DATA ROWS:

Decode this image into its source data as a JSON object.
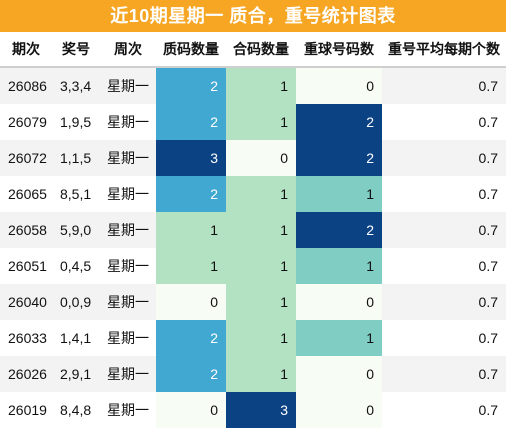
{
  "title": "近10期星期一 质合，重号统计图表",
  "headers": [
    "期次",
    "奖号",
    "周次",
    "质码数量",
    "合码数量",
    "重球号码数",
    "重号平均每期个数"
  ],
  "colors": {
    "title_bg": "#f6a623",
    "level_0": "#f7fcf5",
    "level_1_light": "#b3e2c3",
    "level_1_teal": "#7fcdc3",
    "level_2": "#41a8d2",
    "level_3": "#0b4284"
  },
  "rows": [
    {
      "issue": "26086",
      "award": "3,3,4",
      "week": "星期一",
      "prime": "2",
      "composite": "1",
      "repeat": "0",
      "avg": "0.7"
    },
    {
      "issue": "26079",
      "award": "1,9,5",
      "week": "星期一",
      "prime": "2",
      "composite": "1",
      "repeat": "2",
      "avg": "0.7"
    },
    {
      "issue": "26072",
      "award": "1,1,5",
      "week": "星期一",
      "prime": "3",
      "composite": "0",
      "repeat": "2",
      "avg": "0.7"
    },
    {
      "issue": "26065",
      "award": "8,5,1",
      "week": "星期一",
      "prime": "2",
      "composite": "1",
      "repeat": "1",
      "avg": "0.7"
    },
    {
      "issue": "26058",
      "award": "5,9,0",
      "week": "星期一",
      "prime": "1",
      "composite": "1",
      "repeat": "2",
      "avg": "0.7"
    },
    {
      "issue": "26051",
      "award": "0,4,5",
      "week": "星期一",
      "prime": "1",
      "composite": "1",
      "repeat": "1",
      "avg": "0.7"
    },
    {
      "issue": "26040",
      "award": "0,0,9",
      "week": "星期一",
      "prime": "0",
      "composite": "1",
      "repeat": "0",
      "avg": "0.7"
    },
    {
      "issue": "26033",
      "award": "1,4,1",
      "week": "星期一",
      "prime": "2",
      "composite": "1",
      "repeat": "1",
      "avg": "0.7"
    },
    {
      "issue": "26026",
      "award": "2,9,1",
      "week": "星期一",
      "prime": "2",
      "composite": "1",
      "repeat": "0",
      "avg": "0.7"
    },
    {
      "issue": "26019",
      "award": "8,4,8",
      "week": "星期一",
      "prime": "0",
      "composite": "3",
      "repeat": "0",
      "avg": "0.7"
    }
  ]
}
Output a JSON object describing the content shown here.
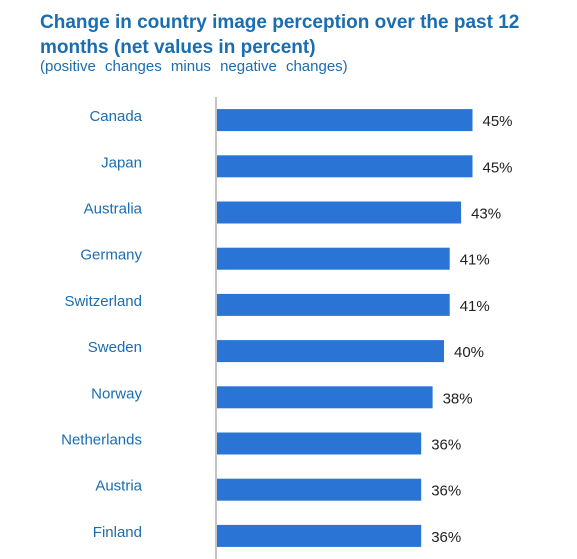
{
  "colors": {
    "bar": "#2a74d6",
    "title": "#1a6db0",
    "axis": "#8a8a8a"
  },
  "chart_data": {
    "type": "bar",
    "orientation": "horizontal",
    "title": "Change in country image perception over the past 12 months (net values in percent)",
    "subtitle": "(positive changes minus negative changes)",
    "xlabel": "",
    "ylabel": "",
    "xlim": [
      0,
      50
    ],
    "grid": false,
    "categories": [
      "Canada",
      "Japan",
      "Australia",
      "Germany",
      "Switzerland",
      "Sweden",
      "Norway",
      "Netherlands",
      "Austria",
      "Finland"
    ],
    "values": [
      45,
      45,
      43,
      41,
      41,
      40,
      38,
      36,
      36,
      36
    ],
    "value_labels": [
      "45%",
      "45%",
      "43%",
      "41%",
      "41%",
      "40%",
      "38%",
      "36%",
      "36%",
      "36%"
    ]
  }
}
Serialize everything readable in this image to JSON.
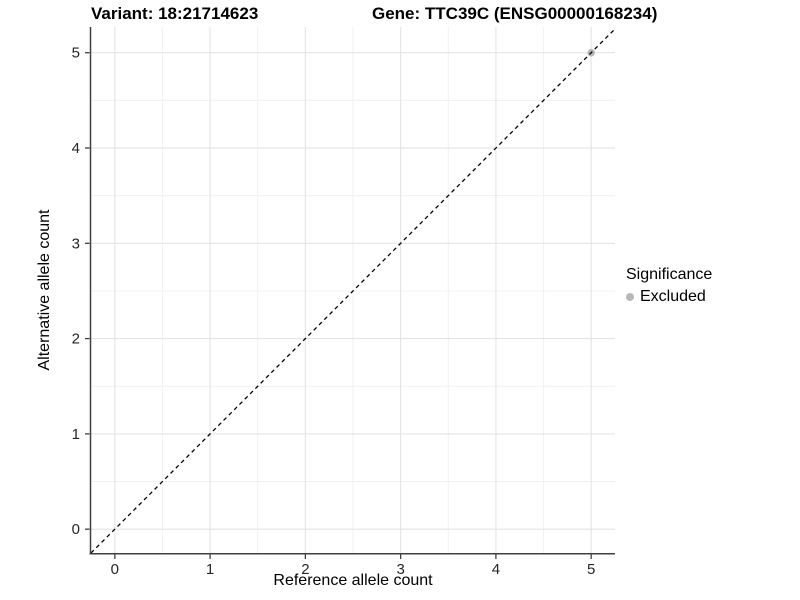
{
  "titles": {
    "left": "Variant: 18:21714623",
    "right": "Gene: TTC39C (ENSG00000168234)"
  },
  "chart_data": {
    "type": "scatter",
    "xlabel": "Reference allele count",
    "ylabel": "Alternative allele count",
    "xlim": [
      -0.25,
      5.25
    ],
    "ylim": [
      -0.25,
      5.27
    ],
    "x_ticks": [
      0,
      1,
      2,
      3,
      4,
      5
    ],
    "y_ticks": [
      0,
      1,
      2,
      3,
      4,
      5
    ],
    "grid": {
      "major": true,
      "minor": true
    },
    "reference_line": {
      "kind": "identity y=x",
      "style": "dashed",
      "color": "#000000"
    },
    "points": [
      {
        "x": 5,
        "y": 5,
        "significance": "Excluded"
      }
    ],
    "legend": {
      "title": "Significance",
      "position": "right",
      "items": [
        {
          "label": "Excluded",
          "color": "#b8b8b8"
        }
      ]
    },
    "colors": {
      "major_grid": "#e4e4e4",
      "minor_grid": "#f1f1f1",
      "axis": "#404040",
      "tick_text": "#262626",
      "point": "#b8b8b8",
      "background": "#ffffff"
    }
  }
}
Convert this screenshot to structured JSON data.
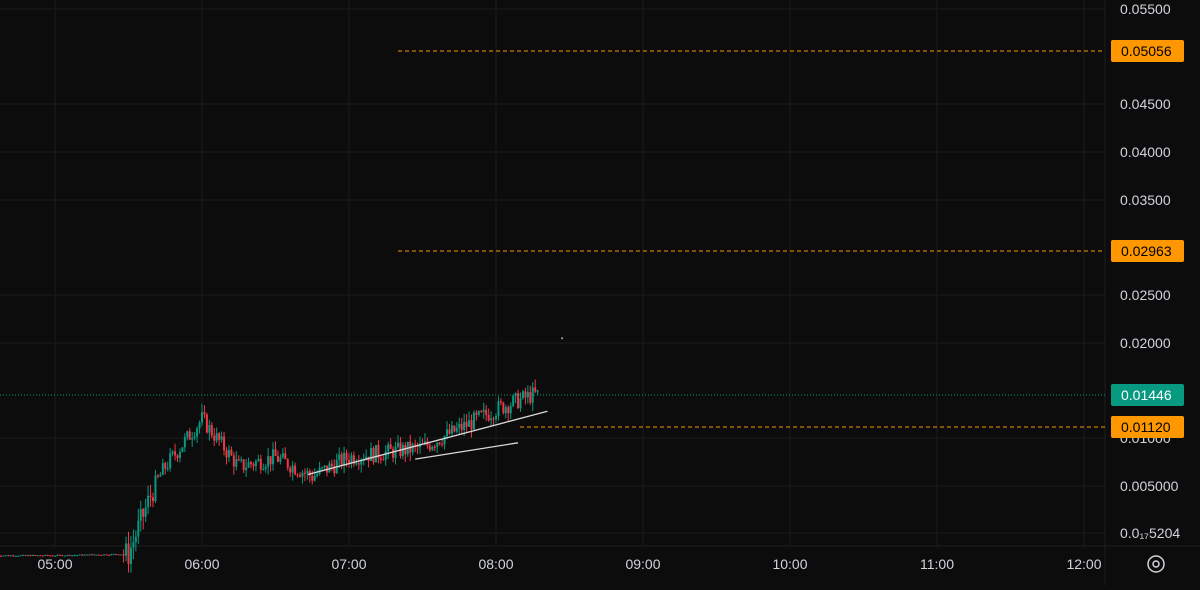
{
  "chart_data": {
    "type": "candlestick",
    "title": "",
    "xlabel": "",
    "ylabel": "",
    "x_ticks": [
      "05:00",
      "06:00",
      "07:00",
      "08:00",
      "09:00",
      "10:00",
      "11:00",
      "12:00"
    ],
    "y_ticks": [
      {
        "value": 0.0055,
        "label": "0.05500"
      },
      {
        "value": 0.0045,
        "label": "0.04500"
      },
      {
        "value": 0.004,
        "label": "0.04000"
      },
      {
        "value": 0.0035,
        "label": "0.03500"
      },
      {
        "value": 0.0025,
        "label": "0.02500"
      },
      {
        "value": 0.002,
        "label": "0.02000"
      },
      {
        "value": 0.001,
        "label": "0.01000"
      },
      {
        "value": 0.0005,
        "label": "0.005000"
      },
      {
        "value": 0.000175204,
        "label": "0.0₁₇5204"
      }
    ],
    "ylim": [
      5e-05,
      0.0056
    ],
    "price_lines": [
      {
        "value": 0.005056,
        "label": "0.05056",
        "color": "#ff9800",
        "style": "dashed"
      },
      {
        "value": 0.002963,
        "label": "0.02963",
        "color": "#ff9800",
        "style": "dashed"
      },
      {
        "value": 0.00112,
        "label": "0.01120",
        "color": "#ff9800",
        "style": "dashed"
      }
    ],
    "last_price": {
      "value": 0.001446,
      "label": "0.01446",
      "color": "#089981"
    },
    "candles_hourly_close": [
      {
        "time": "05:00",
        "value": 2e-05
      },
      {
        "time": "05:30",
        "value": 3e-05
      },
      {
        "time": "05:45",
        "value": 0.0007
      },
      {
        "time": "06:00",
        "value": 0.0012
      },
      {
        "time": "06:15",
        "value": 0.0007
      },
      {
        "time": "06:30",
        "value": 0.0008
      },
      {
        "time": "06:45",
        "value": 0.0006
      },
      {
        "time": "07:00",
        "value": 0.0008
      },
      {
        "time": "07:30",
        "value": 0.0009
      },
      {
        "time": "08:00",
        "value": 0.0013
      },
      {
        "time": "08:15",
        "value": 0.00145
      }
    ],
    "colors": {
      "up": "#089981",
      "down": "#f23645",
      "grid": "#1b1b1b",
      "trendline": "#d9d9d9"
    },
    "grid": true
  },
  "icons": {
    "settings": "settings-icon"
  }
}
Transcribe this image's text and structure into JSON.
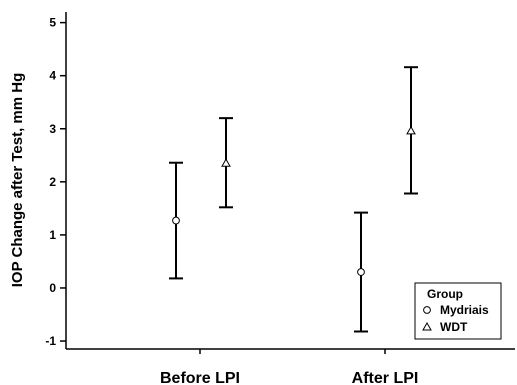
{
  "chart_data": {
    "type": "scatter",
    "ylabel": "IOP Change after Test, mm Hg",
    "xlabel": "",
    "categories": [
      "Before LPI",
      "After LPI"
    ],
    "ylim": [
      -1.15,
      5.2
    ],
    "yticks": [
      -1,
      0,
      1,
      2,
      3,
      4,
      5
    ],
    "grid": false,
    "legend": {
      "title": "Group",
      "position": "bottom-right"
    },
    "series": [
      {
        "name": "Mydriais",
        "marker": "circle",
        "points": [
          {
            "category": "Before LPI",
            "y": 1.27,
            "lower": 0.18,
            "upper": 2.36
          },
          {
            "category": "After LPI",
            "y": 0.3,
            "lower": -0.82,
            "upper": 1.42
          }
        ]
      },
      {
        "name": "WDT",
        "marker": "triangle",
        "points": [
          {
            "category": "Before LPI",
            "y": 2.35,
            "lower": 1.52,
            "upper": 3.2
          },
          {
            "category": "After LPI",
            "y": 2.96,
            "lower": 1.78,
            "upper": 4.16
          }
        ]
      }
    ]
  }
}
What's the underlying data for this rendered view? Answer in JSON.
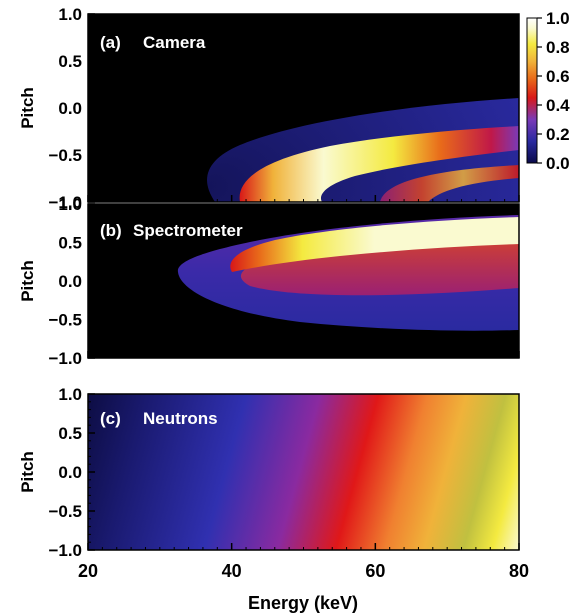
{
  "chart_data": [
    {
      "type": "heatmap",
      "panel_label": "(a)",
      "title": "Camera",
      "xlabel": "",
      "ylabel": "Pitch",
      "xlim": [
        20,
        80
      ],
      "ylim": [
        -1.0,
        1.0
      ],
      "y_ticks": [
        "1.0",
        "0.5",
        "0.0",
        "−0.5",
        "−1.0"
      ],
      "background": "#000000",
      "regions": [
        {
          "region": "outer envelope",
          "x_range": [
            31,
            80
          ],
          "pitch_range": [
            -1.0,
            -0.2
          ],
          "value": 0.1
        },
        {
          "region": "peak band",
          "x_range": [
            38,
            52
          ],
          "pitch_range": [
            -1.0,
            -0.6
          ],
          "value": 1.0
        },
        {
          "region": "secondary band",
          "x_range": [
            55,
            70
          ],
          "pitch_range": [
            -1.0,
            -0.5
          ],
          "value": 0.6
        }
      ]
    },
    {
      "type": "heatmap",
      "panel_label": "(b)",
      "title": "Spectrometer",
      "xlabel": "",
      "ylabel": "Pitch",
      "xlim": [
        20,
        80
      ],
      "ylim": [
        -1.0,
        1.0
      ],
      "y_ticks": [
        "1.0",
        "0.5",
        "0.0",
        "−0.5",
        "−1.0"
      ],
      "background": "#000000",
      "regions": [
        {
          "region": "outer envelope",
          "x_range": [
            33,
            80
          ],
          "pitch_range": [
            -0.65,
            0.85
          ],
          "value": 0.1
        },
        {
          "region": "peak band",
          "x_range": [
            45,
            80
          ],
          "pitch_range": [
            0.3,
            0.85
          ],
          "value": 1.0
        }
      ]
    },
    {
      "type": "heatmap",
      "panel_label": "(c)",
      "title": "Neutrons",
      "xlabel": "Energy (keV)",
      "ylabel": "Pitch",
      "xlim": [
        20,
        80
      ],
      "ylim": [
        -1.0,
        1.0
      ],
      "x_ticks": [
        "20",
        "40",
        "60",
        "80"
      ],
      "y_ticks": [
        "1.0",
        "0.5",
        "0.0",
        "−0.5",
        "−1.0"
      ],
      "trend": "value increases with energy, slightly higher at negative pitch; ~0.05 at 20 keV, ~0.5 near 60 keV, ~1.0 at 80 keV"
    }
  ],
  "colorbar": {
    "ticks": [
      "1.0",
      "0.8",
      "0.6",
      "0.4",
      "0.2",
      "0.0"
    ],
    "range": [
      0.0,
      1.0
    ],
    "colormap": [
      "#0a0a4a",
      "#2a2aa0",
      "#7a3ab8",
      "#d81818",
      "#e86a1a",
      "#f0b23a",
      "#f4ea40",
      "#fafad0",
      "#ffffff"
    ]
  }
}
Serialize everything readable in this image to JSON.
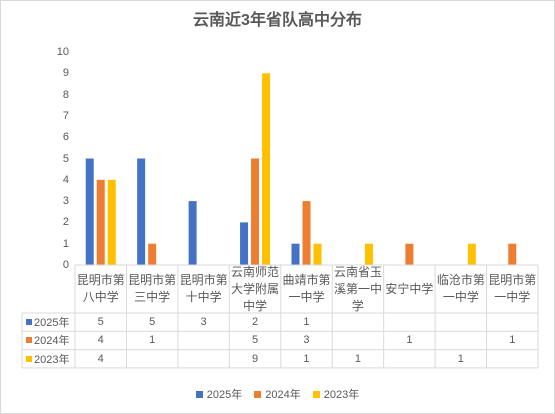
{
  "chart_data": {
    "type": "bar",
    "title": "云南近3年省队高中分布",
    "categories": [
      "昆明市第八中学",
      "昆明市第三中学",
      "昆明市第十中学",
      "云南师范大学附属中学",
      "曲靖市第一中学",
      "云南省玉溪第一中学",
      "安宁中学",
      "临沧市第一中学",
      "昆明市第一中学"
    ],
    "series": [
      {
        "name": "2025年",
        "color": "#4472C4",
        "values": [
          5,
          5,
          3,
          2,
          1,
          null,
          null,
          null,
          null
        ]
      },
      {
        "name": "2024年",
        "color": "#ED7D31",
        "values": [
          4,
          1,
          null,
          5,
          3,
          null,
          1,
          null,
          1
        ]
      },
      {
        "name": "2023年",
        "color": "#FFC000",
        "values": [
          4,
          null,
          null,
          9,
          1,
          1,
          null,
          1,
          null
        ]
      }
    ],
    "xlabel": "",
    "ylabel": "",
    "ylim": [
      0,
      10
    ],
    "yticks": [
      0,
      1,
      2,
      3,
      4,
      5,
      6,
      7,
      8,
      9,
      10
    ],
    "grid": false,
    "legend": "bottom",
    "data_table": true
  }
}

SET PROBLEM:
Search the entries for the word "issue" and gather every line where it appears.

TASK RESULT:
      "issue": "26086",
      "issue": "26079",
      "issue": "26072",
      "issue": "26065",
      "issue": "26058",
      "issue": "26051",
      "issue": "26040",
      "issue": "26033",
      "issue": "26026",
      "issue": "26019",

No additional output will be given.